* **Instructions to follow**
Without altering anything, repeat each of the records.

* **Task data**
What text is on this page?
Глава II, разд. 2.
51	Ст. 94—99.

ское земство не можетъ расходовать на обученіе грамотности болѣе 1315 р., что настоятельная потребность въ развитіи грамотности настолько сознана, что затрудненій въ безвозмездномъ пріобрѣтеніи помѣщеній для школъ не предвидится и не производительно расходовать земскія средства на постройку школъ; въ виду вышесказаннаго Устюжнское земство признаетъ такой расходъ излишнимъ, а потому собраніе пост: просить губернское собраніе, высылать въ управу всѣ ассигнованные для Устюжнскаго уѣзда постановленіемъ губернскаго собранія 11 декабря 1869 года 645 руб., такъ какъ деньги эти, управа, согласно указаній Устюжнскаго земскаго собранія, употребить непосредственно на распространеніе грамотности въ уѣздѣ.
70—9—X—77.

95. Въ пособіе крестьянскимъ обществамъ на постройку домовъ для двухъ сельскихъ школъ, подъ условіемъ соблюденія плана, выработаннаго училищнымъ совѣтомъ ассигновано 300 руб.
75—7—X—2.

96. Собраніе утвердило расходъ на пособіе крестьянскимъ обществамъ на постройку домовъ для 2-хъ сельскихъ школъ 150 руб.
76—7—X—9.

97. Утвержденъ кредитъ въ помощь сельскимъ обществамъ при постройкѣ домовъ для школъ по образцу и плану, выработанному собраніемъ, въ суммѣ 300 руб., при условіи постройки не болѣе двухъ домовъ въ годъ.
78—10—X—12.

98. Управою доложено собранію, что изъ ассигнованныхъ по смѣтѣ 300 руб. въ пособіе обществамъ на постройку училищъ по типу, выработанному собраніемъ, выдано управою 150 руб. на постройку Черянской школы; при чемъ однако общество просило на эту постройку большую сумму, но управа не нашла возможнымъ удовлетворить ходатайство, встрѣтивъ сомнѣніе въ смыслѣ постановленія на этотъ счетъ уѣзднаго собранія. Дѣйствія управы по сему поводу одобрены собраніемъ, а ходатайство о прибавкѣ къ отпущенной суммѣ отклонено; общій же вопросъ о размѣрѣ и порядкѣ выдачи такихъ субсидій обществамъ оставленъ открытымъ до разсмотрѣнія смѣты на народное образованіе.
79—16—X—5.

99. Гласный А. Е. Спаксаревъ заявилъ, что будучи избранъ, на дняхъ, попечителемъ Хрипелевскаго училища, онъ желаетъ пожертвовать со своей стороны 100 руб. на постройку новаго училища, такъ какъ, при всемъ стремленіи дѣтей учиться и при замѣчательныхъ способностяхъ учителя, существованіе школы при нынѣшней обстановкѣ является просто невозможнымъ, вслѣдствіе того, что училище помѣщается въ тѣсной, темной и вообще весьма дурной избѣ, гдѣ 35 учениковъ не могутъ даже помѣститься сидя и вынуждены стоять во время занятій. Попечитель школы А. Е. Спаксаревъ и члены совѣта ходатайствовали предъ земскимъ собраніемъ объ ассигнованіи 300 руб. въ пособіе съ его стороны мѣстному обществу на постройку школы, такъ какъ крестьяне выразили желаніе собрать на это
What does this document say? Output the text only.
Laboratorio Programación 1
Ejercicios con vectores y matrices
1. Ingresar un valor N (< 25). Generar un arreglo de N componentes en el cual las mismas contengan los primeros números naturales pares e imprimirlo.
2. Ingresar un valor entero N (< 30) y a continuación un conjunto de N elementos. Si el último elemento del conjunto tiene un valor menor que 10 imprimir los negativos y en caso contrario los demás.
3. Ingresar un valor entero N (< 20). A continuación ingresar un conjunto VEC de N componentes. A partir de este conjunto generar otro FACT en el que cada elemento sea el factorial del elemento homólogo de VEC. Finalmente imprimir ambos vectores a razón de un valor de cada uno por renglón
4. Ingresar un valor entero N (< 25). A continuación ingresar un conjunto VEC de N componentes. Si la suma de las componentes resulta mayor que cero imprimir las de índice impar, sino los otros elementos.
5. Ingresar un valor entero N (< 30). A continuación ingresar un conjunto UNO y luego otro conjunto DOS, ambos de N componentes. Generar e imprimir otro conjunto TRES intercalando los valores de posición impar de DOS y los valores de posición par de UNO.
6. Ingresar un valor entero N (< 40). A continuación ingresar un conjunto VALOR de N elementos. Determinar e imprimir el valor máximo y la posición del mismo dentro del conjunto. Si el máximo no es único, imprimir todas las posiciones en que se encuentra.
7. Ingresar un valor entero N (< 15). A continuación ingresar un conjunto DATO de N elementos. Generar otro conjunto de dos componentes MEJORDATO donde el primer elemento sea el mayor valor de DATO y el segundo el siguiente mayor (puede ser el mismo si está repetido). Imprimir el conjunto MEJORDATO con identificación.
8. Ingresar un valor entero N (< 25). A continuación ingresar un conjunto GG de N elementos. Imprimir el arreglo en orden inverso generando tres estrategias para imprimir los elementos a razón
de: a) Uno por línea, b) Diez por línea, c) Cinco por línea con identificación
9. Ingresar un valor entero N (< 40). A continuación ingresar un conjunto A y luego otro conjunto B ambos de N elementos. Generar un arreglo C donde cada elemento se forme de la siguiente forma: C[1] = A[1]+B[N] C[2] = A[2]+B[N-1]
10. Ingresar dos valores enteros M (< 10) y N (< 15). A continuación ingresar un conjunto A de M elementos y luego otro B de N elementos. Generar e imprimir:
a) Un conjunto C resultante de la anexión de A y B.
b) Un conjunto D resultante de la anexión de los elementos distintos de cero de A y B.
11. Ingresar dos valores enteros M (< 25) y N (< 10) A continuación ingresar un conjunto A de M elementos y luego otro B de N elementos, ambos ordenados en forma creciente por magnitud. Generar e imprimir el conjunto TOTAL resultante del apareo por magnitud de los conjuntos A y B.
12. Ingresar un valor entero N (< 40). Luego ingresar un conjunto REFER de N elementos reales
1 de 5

* **Solution to this exercise**
What text is on this page?
Глава II, разд. 2.
51	Ст. 94—99.

ское земство не можетъ расходовать на обученіе грамотности болѣе 1315 р., что настоятельная потребность въ развитіи грамотности настолько сознана, что затрудненій въ безвозмездномъ пріобрѣтеніи помѣщеній для школъ не предвидится и не производительно расходовать земскія средства на постройку школъ; въ виду вышесказаннаго Устюжнское земство признаетъ такой расходъ излишнимъ, а потому собраніе пост: просить губернское собраніе, высылать въ управу всѣ ассигнованные для Устюжнскаго уѣзда постановленіемъ губернскаго собранія 11 декабря 1869 года 645 руб., такъ какъ деньги эти, управа, согласно указаній Устюжнскаго земскаго собранія, употребить непосредственно на распространеніе грамотности въ уѣздѣ.
70—9—X—77.

95. Въ пособіе крестьянскимъ обществамъ на постройку домовъ для двухъ сельскихъ школъ, подъ условіемъ соблюденія плана, выработаннаго училищнымъ совѣтомъ ассигновано 300 руб.
75—7—X—2.

96. Собраніе утвердило расходъ на пособіе крестьянскимъ обществамъ на постройку домовъ для 2-хъ сельскихъ школъ 150 руб.
76—7—X—9.

97. Утвержденъ кредитъ въ помощь сельскимъ обществамъ при постройкѣ домовъ для школъ по образцу и плану, выработанному собраніемъ, въ суммѣ 300 руб., при условіи постройки не болѣе двухъ домовъ въ годъ.
78—10—X—12.

98. Управою доложено собранію, что изъ ассигнованныхъ по смѣтѣ 300 руб. въ пособіе обществамъ на постройку училищъ по типу, выработанному собраніемъ, выдано управою 150 руб. на постройку Черянской школы; при чемъ однако общество просило на эту постройку большую сумму, но управа не нашла возможнымъ удовлетворить ходатайство, встрѣтивъ сомнѣніе въ смыслѣ постановленія на этотъ счетъ уѣзднаго собранія. Дѣйствія управы по сему поводу одобрены собраніемъ, а ходатайство о прибавкѣ къ отпущенной суммѣ отклонено; общій же вопросъ о размѣрѣ и порядкѣ выдачи такихъ субсидій обществамъ оставленъ открытымъ до разсмотрѣнія смѣты на народное образованіе.
79—16—X—5.

99. Гласный А. Е. Спаксаревъ заявилъ, что будучи избранъ, на дняхъ, попечителемъ Хрипелевскаго училища, онъ желаетъ пожертвовать со своей стороны 100 руб. на постройку новаго училища, такъ какъ, при всемъ стремленіи дѣтей учиться и при замѣчательныхъ способностяхъ учителя, существованіе школы при нынѣшней обстановкѣ является просто невозможнымъ, вслѣдствіе того, что училище помѣщается въ тѣсной, темной и вообще весьма дурной избѣ, гдѣ 35 учениковъ не могутъ даже помѣститься сидя и вынуждены стоять во время занятій. Попечитель школы А. Е. Спаксаревъ и члены совѣта ходатайствовали предъ земскимъ собраніемъ объ ассигнованіи 300 руб. въ пособіе съ его стороны мѣстному обществу на постройку школы, такъ какъ крестьяне выразили желаніе собрать на это
What does this document say? Output the text only.
Laboratorio Programación 1
Ejercicios con vectores y matrices
1. Ingresar un valor N (< 25). Generar un arreglo de N componentes en el cual las mismas contengan los primeros números naturales pares e imprimirlo.
2. Ingresar un valor entero N (< 30) y a continuación un conjunto de N elementos. Si el último elemento del conjunto tiene un valor menor que 10 imprimir los negativos y en caso contrario los demás.
3. Ingresar un valor entero N (< 20). A continuación ingresar un conjunto VEC de N componentes. A partir de este conjunto generar otro FACT en el que cada elemento sea el factorial del elemento homólogo de VEC. Finalmente imprimir ambos vectores a razón de un valor de cada uno por renglón
4. Ingresar un valor entero N (< 25). A continuación ingresar un conjunto VEC de N componentes. Si la suma de las componentes resulta mayor que cero imprimir las de índice impar, sino los otros elementos.
5. Ingresar un valor entero N (< 30). A continuación ingresar un conjunto UNO y luego otro conjunto DOS, ambos de N componentes. Generar e imprimir otro conjunto TRES intercalando los valores de posición impar de DOS y los valores de posición par de UNO.
6. Ingresar un valor entero N (< 40). A continuación ingresar un conjunto VALOR de N elementos. Determinar e imprimir el valor máximo y la posición del mismo dentro del conjunto. Si el máximo no es único, imprimir todas las posiciones en que se encuentra.
7. Ingresar un valor entero N (< 15). A continuación ingresar un conjunto DATO de N elementos. Generar otro conjunto de dos componentes MEJORDATO donde el primer elemento sea el mayor valor de DATO y el segundo el siguiente mayor (puede ser el mismo si está repetido). Imprimir el conjunto MEJORDATO con identificación.
8. Ingresar un valor entero N (< 25). A continuación ingresar un conjunto GG de N elementos. Imprimir el arreglo en orden inverso generando tres estrategias para imprimir los elementos a razón
de: a) Uno por línea, b) Diez por línea, c) Cinco por línea con identificación
9. Ingresar un valor entero N (< 40). A continuación ingresar un conjunto A y luego otro conjunto B ambos de N elementos. Generar un arreglo C donde cada elemento se forme de la siguiente forma: C[1] = A[1]+B[N] C[2] = A[2]+B[N-1]
10. Ingresar dos valores enteros M (< 10) y N (< 15). A continuación ingresar un conjunto A de M elementos y luego otro B de N elementos. Generar e imprimir:
a) Un conjunto C resultante de la anexión de A y B.
b) Un conjunto D resultante de la anexión de los elementos distintos de cero de A y B.
11. Ingresar dos valores enteros M (< 25) y N (< 10) A continuación ingresar un conjunto A de M elementos y luego otro B de N elementos, ambos ordenados en forma creciente por magnitud. Generar e imprimir el conjunto TOTAL resultante del apareo por magnitud de los conjuntos A y B.
12. Ingresar un valor entero N (< 40). Luego ingresar un conjunto REFER de N elementos reales
1 de 5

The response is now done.